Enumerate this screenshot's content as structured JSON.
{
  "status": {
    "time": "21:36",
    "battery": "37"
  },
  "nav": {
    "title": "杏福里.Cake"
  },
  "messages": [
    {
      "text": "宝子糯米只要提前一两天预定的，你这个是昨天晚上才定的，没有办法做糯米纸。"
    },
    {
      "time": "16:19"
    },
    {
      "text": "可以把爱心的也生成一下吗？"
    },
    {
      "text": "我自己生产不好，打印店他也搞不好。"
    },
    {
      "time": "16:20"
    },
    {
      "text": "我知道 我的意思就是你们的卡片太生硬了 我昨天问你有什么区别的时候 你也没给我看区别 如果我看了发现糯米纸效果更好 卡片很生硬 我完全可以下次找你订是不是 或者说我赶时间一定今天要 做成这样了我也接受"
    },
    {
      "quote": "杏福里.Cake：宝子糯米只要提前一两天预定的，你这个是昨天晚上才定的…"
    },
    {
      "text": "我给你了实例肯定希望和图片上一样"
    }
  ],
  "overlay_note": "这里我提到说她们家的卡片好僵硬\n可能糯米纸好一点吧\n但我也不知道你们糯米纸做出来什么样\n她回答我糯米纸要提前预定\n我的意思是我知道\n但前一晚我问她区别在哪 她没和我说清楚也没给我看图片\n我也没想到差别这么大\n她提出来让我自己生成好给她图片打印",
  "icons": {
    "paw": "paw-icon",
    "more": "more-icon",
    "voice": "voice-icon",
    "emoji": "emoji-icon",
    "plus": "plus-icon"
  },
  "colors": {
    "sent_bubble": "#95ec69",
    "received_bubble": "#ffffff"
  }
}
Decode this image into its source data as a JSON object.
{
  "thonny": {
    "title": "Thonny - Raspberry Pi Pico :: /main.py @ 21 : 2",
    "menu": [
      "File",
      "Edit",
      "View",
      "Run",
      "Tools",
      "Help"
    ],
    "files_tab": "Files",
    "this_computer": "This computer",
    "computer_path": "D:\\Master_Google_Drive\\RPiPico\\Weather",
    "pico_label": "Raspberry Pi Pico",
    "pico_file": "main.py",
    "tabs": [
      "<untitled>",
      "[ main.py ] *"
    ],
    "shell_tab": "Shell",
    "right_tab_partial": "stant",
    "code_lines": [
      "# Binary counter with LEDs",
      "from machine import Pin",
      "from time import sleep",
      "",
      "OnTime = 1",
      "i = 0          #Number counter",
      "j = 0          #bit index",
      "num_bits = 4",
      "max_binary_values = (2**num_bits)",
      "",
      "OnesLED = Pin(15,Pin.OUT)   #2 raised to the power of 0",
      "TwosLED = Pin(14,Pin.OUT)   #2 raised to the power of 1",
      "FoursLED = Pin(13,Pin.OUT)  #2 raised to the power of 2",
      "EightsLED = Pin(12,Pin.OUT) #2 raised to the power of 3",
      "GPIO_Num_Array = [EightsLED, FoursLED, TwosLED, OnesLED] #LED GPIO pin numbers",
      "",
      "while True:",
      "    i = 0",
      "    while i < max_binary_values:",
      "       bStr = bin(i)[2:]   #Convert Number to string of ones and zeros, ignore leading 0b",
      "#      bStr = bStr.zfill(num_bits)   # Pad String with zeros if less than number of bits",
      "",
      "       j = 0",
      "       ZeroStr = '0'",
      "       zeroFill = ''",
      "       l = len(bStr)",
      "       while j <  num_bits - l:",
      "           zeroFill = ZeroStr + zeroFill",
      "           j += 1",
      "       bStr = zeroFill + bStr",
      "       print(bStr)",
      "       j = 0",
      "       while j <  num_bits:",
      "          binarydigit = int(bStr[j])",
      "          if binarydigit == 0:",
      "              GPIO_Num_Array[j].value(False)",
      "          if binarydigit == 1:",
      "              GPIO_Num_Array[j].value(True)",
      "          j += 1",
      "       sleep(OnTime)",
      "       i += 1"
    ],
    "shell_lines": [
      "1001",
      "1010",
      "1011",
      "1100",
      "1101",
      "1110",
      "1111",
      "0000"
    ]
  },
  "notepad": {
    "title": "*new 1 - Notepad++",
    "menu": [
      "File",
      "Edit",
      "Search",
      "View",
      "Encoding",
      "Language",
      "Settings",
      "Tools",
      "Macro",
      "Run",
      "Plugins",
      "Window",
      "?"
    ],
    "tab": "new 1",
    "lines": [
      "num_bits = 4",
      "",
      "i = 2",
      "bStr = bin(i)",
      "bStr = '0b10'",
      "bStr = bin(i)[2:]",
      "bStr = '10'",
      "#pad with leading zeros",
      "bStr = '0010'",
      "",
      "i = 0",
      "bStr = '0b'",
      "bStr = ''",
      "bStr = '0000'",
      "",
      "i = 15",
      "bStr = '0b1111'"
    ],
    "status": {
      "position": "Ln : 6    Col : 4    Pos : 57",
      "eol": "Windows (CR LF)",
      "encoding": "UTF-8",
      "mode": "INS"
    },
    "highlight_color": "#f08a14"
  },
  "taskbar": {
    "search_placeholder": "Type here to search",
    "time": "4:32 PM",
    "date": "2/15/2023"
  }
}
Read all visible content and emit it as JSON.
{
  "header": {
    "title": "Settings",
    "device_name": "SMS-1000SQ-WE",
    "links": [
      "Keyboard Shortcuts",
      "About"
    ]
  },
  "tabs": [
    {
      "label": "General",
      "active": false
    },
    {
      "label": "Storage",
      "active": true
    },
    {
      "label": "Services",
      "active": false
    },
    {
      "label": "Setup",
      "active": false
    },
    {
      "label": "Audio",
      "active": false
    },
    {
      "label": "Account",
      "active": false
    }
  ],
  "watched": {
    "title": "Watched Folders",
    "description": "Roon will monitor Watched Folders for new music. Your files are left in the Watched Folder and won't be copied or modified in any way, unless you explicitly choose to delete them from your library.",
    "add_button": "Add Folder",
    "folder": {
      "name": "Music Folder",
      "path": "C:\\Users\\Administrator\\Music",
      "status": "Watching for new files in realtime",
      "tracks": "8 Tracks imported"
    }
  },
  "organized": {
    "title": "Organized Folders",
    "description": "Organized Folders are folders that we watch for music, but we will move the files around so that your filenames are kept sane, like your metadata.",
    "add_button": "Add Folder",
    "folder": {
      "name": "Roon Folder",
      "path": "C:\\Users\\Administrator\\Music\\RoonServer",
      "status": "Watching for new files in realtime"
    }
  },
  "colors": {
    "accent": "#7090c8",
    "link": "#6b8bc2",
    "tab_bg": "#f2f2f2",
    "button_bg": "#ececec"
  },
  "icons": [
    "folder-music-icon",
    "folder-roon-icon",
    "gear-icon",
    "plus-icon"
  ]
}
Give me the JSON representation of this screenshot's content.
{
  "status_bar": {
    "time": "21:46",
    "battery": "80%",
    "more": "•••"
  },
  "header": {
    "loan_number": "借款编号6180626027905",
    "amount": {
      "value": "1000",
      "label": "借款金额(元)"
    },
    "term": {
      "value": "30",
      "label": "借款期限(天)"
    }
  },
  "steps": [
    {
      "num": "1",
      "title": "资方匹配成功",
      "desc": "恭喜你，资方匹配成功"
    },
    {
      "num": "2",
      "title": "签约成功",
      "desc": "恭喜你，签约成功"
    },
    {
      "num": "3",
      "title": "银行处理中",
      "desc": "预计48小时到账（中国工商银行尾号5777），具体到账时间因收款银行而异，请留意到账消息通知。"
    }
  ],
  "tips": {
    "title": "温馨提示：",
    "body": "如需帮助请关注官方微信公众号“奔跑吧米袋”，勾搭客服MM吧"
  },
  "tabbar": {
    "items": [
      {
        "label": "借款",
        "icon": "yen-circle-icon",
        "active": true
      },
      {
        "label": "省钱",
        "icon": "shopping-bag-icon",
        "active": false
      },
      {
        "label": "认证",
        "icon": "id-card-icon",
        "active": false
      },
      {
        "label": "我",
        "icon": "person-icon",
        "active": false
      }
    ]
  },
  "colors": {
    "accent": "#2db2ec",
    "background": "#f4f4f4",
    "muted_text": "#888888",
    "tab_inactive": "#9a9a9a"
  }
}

SHORT PROBLEM>
Look through the data and gather every line with the string "leading" in it.

THE ANSWER>
      "       bStr = bin(i)[2:]   #Convert Number to string of ones and zeros, ignore leading 0b",
      "#pad with leading zeros",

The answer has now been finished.